## Tasks and exercises:
A – Name every text-to-image system that the Stable Diffusion guide mentions.
B – Reproduce a passage from the Stable Diffusion guide, starting at the words "How to Use Stable" and ending after "creating an account.".
C – Pick up the Stable Diffusion guide after its final sentence and keep writing.

## Selection:
How to Use Stable Diffusion to Generate Images

AI-generated media, more specifically images and video, has been circulating online in the past few weeks. These images were created using text-to-image systems, such as DALL-E 2, Stable Diffusion, Imagen, or Craiyon (formerly DALL-E Mini).

I thought it would be interesting to dedicate this post to exploring the capabilities of Stable Diffusion. Therefore, I will not explain how Stable Diffusion works at a technical level, since I’m learning that myself. Instead, I will cover the text-to-image script provided in the project’s GitHub repository and showcase some outputs here.

If you want to simply follow along, I found this stable diffusion engine running online. You can try it without having to install anything on your computer, although it has limited options. For something more robust, you can try DreamStudio after creating an account.

Here is a short video I posted to my YouTube channel about using Stable Diffusion:

Text-to-Image And Image-to-Image Systems

A text-to-image system, as the name implies, takes a text prompt (a sentence, or description of the image you want) and outputs an image containing the scene you described.

Example of text-to-image stable diffusion

In an image-to-image process, instead of providing just the text, you feed the algorithm an existing image plus some text. The program will use your inputs and create a new image that takes the one you provided as a base to build from it. You can tell the software how much change or noise you want to apply to the image through the strength parameter.

An example of image-to-image stable diffusion. The left image is the input and the right image is the output. A noise strength of 0.75 was used here.

For this post, I’ll focus on the first case, text-to-image. I’ll write more in a follow-up article about image-to-image so this one is not too long.

How to Setup Stable Diffusion On Your Computer

Downloading and installing stable diffusion is relatively simple. You need to download the latest model from Hugging Face (about 7 GB) and then download the code from the Github repository. The README file at that repository contains instructions on how to set everything up. Additionally, this post here goes over every step more carefully, especially for Windows users. You need to have a graphics card with a decent amount of VRAM.

Basically, you need git , and conda for managing a Python virtual environment with all the required libraries. Git is used for downloading the code, although you can download it from the GitHub repository as a zip file as well.

On the other hand, If you prefer to use a GUI, I found a fork of the official repository that implements one. I have not tried it yet, but I’ll probably switch to it. I can see that it would be convenient for testing different configurations without trying to remember all the command line flags for the script.

Here is a screenshot of what you can expect running this version of stable diffusion locally:

image showing stable diffusion fork with a graphical user interface
Screenshot of a screenshot showing a stable diffusion fork that implements a full GUI and some extra features.

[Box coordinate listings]
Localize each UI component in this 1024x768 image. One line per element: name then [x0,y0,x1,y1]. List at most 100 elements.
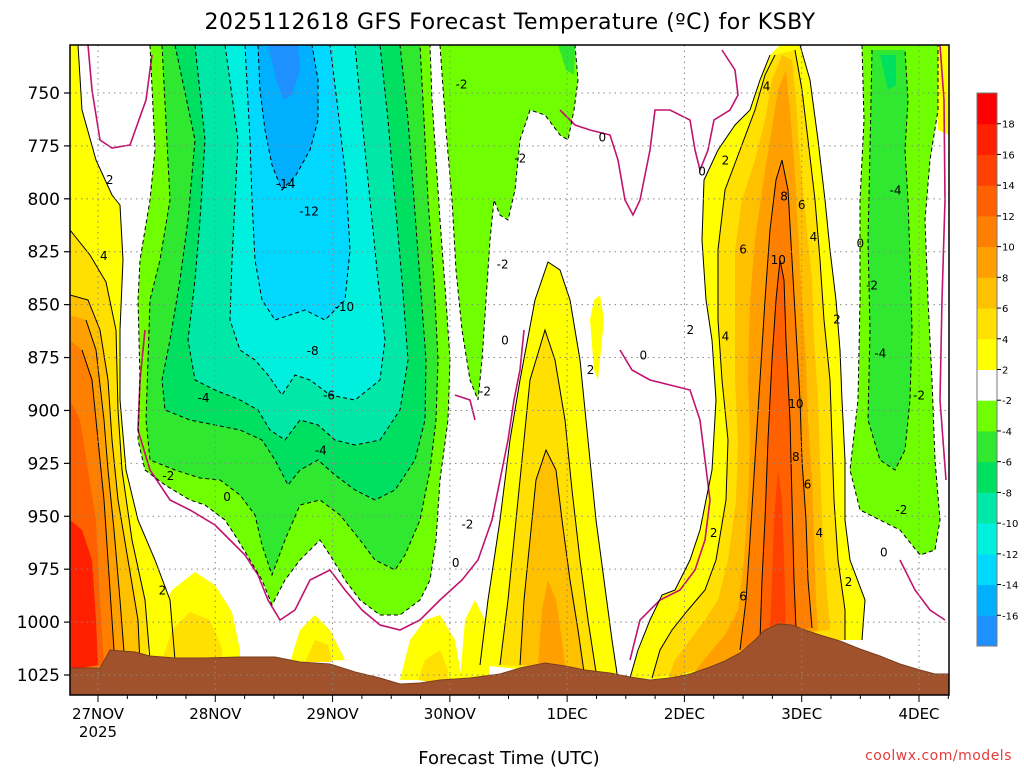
colorbar-swatch [977,369,997,401]
colorbar-swatch [977,400,997,432]
y-axis: 750 775 800 825 850 875 900 925 950 975 1000 1025 [17,84,70,686]
colorbar-swatch [977,492,997,524]
colorbar-swatch [977,215,997,248]
colorbar-swatch [977,584,997,616]
contour-label: 2 [710,526,718,540]
colorbar-label: -6 [1002,458,1012,469]
contour-label: 0 [223,490,231,504]
y-tick-label: 775 [28,137,60,157]
y-tick-label: 1000 [17,613,60,633]
colorbar-label: -2 [1002,396,1012,407]
contour-label: 0 [857,236,865,250]
contour-lines [70,45,866,681]
contour-label: -4 [198,391,210,405]
x-tick-label: 30NOV [424,705,477,723]
colorbar-swatch [977,523,997,555]
contour-label: 6 [739,243,747,257]
contour-label: 2 [106,173,114,187]
colorbar-swatch [977,430,997,463]
zero-contours [87,45,947,661]
colorbar-label: -4 [1002,427,1012,438]
y-tick-label: 875 [28,349,60,369]
colorbar-swatch [977,277,997,309]
contour-label: -4 [315,444,327,458]
warm-region-left [70,45,175,670]
plot-frame [69,44,950,696]
contour-label: 0 [880,545,888,559]
y-tick-label: 825 [28,243,60,263]
chart-title: 2025112618 GFS Forecast Temperature (ºC)… [204,10,815,35]
cold-contour-lines [137,45,941,616]
y-tick-label: 1025 [17,666,60,686]
contour-label: 4 [100,249,108,263]
contour-label: -2 [866,279,878,293]
contour-label: 8 [792,450,800,464]
contour-label: -12 [299,205,319,219]
colorbar-label: 16 [1002,150,1015,161]
colorbar-swatch [977,308,997,340]
contour-label: -8 [307,344,319,358]
contour-label: -2 [162,469,174,483]
colorbar-swatch [977,461,997,493]
contour-label: 0 [501,334,509,348]
y-tick-label: 750 [28,84,60,104]
contour-label: 2 [845,575,853,589]
colorbar-label: -16 [1002,611,1018,622]
colorbar-swatch [977,246,997,278]
colorbar-label: 8 [1002,273,1008,284]
x-tick-label: 29NOV [307,705,360,723]
contour-label: 6 [739,590,747,604]
colorbar-label: -10 [1002,519,1018,530]
y-tick-label: 950 [28,507,60,527]
contour-label: -2 [913,389,925,403]
colorbar-swatch [977,615,997,647]
contour-label: -4 [874,346,886,360]
contour-label: 2 [686,323,694,337]
contour-label: 4 [815,526,823,540]
cold-region-right [850,45,940,555]
contour-label: 10 [788,397,803,411]
x-tick-label: 1DEC [547,705,588,723]
colorbar-swatch [977,93,997,125]
colorbar-label: 18 [1002,120,1015,131]
contour-label: 2 [587,363,595,377]
contour-label: 10 [771,253,786,267]
x-tick-label: 3DEC [781,705,822,723]
contour-label: 4 [763,80,771,94]
y-tick-label: 975 [28,560,60,580]
contour-label: -2 [895,503,907,517]
contour-label: -14 [276,177,296,191]
x-tick-label: 27NOV [72,705,125,723]
colorbar-legend: -16 -14 -12 -10 -8 -6 -4 -2 2 4 6 8 10 12 14 16 18 [976,92,1018,647]
x-tick-year: 2025 [79,723,117,741]
contour-label: 6 [798,198,806,212]
x-tick-label: 4DEC [898,705,939,723]
contour-label: -2 [479,384,491,398]
contour-label: 2 [722,154,730,168]
credit-text: coolwx.com/models [865,748,1012,764]
colorbar-label: 14 [1002,181,1015,192]
colorbar-label: -8 [1002,488,1012,499]
x-tick-label: 28NOV [189,705,242,723]
colorbar-label: 2 [1002,366,1008,377]
colorbar-swatch [977,154,997,186]
colorbar-swatch [977,553,997,586]
contour-label: 0 [599,130,607,144]
contour-label: 0 [452,556,460,570]
colorbar-label: 4 [1002,335,1008,346]
colorbar-label: -12 [1002,550,1018,561]
x-tick-label: 2DEC [664,705,705,723]
contour-label: 8 [780,190,788,204]
colorbar-label: 12 [1002,212,1015,223]
x-axis-title: Forecast Time (UTC) [418,748,599,768]
contour-labels: -2 -2 -2 -2 -2 -2 -2 -2 -2 -4 -4 -4 -4 -6 -8 -10 -12-14 0… [100,78,925,604]
contour-label: -2 [456,78,468,92]
contour-label: -10 [334,300,354,314]
contour-label: 0 [698,164,706,178]
contour-label: 6 [804,478,812,492]
y-tick-label: 925 [28,454,60,474]
contour-label: -4 [890,183,902,197]
contour-label: 2 [159,583,167,597]
warm-blobs-surface [145,572,490,685]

## Responses per task:
A – DALL-E 2, Stable Diffusion, Imagen, and Craiyon (formerly DALL-E Mini).

B –
How to Use Stable Diffusion to Generate Images

AI-generated media, more specifically images and video, has been circulating online in the past few weeks. These images were created using text-to-image systems, such as DALL-E 2, Stable Diffusion, Imagen, or Craiyon (formerly DALL-E Mini).

I thought it would be interesting to dedicate this post to exploring the capabilities of Stable Diffusion. Therefore, I will not explain how Stable Diffusion works at a technical level, since I’m learning that myself. Instead, I will cover the text-to-image script provided in the project’s GitHub repository and showcase some outputs here.

If you want to simply follow along, I found this stable diffusion engine running online. You can try it without having to install anything on your computer, although it has limited options. For something more robust, you can try DreamStudio after creating an account.

C –
One of the features I like about this fork is live previewing, so you can see the image generated in real-time, step by step. It also provides a more straightforward installation than the official repository.

How to Run The Stable Diffusion Script

You will be able to run stable diffusion using the command line after the setup above. Here is a simple example of how to run the text-to-image script:

python scripts/txt2img.py --plms --n_iter 1 --n_samples 4 --prompt "man eating potato"

Here is a description of the flags I used above:

  • --plms : the sampler that produces the image. There are more options but I have only tried this one.
  • --n_samples : number of images generated per de-noising step
  • --n_iter : number of de-noising steps. In the example above, --n_iter is equal to 1, so there is one de-noising step. The program will produce n_samples number of images per step. In this case, that would be 4 images in total, or {n_iter x n_samples}.
  • --promp : the text describing what the output image should look like.

One of the output images I got is:

image generated by stable diffusion. It shows a man wearing a grey sweater and holding several potatoes in his hands. The picture is mostly coherent.
AI-generated image of a man holding some potatoes. This was generated by Stable diffusion

For a full list of possible command line flags, run this:

python scripts/txt2img.py --help

Some Tips on Writing Prompts

I really like how you can let your imagination run free and ask for almost anything. Many results will pleasantly surprise you. For instance, here are some outputs for the prompt: “a girl in a red dress punching a velociraptor in the face, pencil sketch, 8K UHD, photorealistic”.

The images above come from variations of the prompt I just shared. I liked them enough to put them here, but I did not record exactly the one I used at the time. However, the example demonstrates how to build a successful prompt.

To begin with, you want to be specific about what the scene should contain. In my prompt, I indicated that the image should contain a girl in a red dress. I also specified that she should be punching a velociraptor. As you can see, the network produced images that were very close to what I asked.

Keeping in mind that I’m no expert at this, I noticed that the system usually produces better images when I ask for a pencil sketch or a painting. Also, sometimes adding phrases such as “photorealistic”, “hyperrealistic”, or “4K/8K UHD” (or variations of it) will result in better images.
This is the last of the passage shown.